* start Rows *

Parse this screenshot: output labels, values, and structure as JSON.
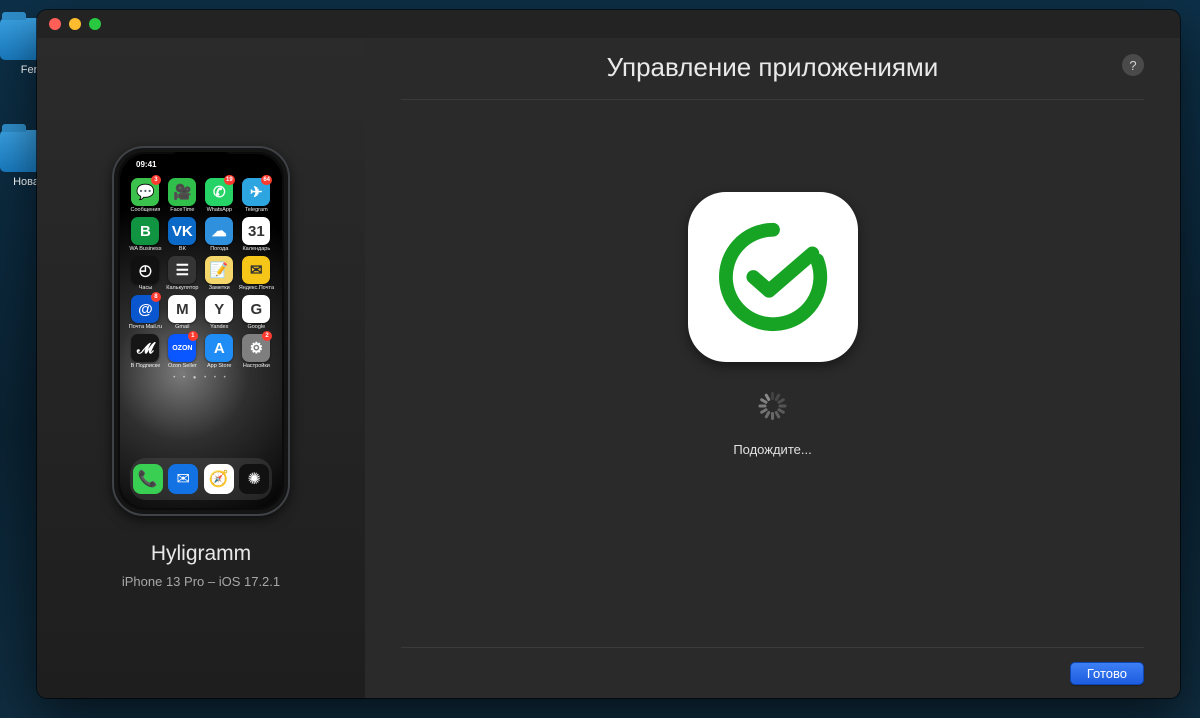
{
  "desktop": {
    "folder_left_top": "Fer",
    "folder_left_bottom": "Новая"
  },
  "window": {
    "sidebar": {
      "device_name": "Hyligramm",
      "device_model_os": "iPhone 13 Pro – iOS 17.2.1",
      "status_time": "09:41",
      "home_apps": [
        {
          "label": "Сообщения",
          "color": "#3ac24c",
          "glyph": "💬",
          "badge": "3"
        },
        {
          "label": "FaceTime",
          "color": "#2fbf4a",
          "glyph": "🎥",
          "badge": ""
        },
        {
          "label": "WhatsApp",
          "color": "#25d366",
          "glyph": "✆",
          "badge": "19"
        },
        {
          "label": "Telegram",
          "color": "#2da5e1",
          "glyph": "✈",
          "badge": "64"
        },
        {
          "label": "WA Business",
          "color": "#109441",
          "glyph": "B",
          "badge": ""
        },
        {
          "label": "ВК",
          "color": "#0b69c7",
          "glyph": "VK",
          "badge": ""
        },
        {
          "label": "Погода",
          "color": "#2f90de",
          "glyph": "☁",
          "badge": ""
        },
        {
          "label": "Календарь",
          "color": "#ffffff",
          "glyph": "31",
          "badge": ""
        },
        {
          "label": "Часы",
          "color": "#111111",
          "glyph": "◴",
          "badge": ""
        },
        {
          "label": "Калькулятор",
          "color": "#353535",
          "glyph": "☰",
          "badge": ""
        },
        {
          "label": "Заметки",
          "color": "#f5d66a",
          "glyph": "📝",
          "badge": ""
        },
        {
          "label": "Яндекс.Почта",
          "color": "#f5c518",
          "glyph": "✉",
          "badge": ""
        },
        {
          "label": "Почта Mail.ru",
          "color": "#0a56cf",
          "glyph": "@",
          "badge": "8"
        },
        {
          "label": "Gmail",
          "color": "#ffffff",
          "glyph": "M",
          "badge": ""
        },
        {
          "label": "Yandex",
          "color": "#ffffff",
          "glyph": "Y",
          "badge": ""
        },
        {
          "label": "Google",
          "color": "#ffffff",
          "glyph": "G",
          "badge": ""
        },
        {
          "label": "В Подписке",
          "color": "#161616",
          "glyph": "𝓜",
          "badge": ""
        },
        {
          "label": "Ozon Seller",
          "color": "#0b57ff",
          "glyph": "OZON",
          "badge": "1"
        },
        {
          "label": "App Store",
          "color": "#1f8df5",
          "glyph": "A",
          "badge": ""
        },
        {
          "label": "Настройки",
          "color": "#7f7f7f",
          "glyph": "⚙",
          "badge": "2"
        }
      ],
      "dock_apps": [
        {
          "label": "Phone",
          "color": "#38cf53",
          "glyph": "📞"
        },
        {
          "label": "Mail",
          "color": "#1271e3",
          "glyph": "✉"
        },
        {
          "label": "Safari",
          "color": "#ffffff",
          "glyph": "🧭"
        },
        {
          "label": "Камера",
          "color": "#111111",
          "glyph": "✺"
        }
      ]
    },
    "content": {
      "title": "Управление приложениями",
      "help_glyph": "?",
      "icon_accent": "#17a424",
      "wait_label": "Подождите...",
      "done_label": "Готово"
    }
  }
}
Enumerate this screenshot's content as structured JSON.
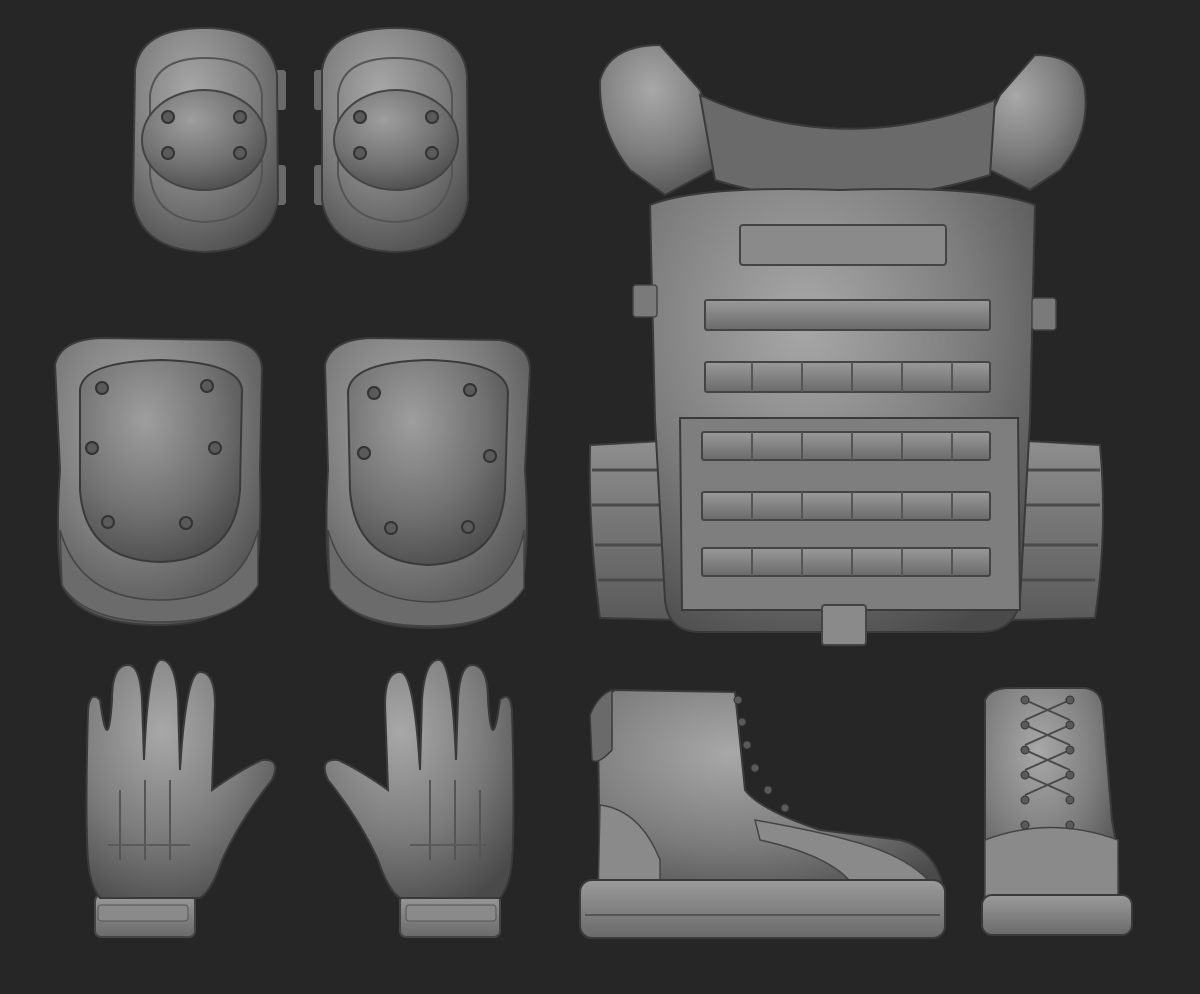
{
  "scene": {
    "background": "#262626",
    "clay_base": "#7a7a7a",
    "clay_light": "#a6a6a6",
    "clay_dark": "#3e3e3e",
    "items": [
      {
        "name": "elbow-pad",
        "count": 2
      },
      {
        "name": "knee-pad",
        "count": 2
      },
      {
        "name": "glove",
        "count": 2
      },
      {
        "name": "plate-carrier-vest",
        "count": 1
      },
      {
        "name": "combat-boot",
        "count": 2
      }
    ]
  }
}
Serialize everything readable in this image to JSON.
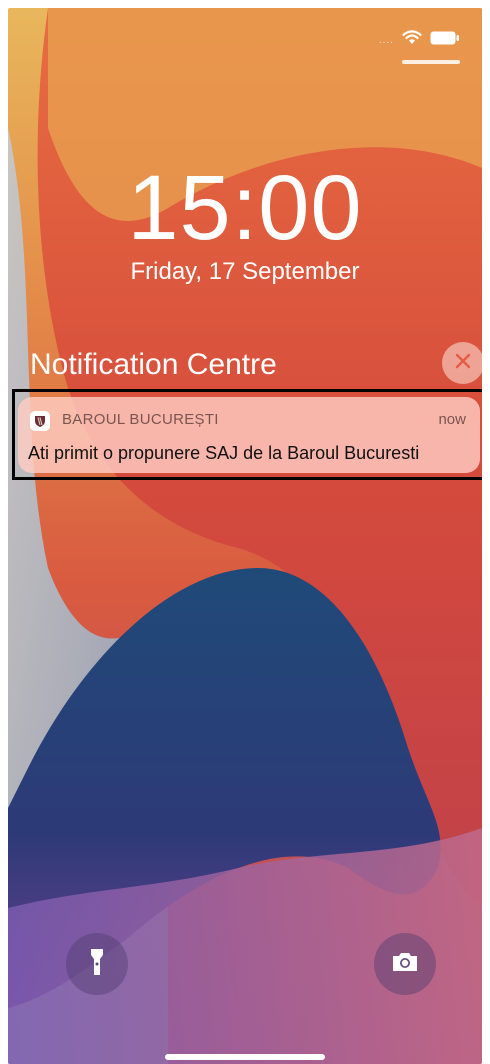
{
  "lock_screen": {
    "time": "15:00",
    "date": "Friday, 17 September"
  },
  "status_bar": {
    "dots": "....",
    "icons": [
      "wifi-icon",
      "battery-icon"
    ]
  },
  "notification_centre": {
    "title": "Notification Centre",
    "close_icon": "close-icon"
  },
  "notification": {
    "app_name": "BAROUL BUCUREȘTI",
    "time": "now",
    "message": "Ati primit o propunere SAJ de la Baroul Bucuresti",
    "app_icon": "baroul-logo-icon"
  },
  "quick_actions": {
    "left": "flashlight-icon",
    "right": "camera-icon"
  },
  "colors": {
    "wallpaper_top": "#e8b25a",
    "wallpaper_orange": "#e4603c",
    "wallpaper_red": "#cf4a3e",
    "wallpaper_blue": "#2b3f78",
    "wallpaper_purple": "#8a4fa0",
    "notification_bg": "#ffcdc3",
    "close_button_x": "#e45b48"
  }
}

* end Rows *

--- What you are asked to do ---
Each entry above is to be written out again unchanged, apart from the pictures, which are left out.

--- Solution to this task ---
Parse this screenshot: output labels, values, and structure as JSON.
{
  "desktop": {
    "folder_left_top": "Fer",
    "folder_left_bottom": "Новая"
  },
  "window": {
    "sidebar": {
      "device_name": "Hyligramm",
      "device_model_os": "iPhone 13 Pro – iOS 17.2.1",
      "status_time": "09:41",
      "home_apps": [
        {
          "label": "Сообщения",
          "color": "#3ac24c",
          "glyph": "💬",
          "badge": "3"
        },
        {
          "label": "FaceTime",
          "color": "#2fbf4a",
          "glyph": "🎥",
          "badge": ""
        },
        {
          "label": "WhatsApp",
          "color": "#25d366",
          "glyph": "✆",
          "badge": "19"
        },
        {
          "label": "Telegram",
          "color": "#2da5e1",
          "glyph": "✈",
          "badge": "64"
        },
        {
          "label": "WA Business",
          "color": "#109441",
          "glyph": "B",
          "badge": ""
        },
        {
          "label": "ВК",
          "color": "#0b69c7",
          "glyph": "VK",
          "badge": ""
        },
        {
          "label": "Погода",
          "color": "#2f90de",
          "glyph": "☁",
          "badge": ""
        },
        {
          "label": "Календарь",
          "color": "#ffffff",
          "glyph": "31",
          "badge": ""
        },
        {
          "label": "Часы",
          "color": "#111111",
          "glyph": "◴",
          "badge": ""
        },
        {
          "label": "Калькулятор",
          "color": "#353535",
          "glyph": "☰",
          "badge": ""
        },
        {
          "label": "Заметки",
          "color": "#f5d66a",
          "glyph": "📝",
          "badge": ""
        },
        {
          "label": "Яндекс.Почта",
          "color": "#f5c518",
          "glyph": "✉",
          "badge": ""
        },
        {
          "label": "Почта Mail.ru",
          "color": "#0a56cf",
          "glyph": "@",
          "badge": "8"
        },
        {
          "label": "Gmail",
          "color": "#ffffff",
          "glyph": "M",
          "badge": ""
        },
        {
          "label": "Yandex",
          "color": "#ffffff",
          "glyph": "Y",
          "badge": ""
        },
        {
          "label": "Google",
          "color": "#ffffff",
          "glyph": "G",
          "badge": ""
        },
        {
          "label": "В Подписке",
          "color": "#161616",
          "glyph": "𝓜",
          "badge": ""
        },
        {
          "label": "Ozon Seller",
          "color": "#0b57ff",
          "glyph": "OZON",
          "badge": "1"
        },
        {
          "label": "App Store",
          "color": "#1f8df5",
          "glyph": "A",
          "badge": ""
        },
        {
          "label": "Настройки",
          "color": "#7f7f7f",
          "glyph": "⚙",
          "badge": "2"
        }
      ],
      "dock_apps": [
        {
          "label": "Phone",
          "color": "#38cf53",
          "glyph": "📞"
        },
        {
          "label": "Mail",
          "color": "#1271e3",
          "glyph": "✉"
        },
        {
          "label": "Safari",
          "color": "#ffffff",
          "glyph": "🧭"
        },
        {
          "label": "Камера",
          "color": "#111111",
          "glyph": "✺"
        }
      ]
    },
    "content": {
      "title": "Управление приложениями",
      "help_glyph": "?",
      "icon_accent": "#17a424",
      "wait_label": "Подождите...",
      "done_label": "Готово"
    }
  }
}
Enumerate this screenshot's content as structured JSON.
{
  "scene": {
    "background": "#262626",
    "clay_base": "#7a7a7a",
    "clay_light": "#a6a6a6",
    "clay_dark": "#3e3e3e",
    "items": [
      {
        "name": "elbow-pad",
        "count": 2
      },
      {
        "name": "knee-pad",
        "count": 2
      },
      {
        "name": "glove",
        "count": 2
      },
      {
        "name": "plate-carrier-vest",
        "count": 1
      },
      {
        "name": "combat-boot",
        "count": 2
      }
    ]
  }
}
Serialize everything readable in this image to JSON.
{
  "lock_screen": {
    "time": "15:00",
    "date": "Friday, 17 September"
  },
  "status_bar": {
    "dots": "....",
    "icons": [
      "wifi-icon",
      "battery-icon"
    ]
  },
  "notification_centre": {
    "title": "Notification Centre",
    "close_icon": "close-icon"
  },
  "notification": {
    "app_name": "BAROUL BUCUREȘTI",
    "time": "now",
    "message": "Ati primit o propunere SAJ de la Baroul Bucuresti",
    "app_icon": "baroul-logo-icon"
  },
  "quick_actions": {
    "left": "flashlight-icon",
    "right": "camera-icon"
  },
  "colors": {
    "wallpaper_top": "#e8b25a",
    "wallpaper_orange": "#e4603c",
    "wallpaper_red": "#cf4a3e",
    "wallpaper_blue": "#2b3f78",
    "wallpaper_purple": "#8a4fa0",
    "notification_bg": "#ffcdc3",
    "close_button_x": "#e45b48"
  }
}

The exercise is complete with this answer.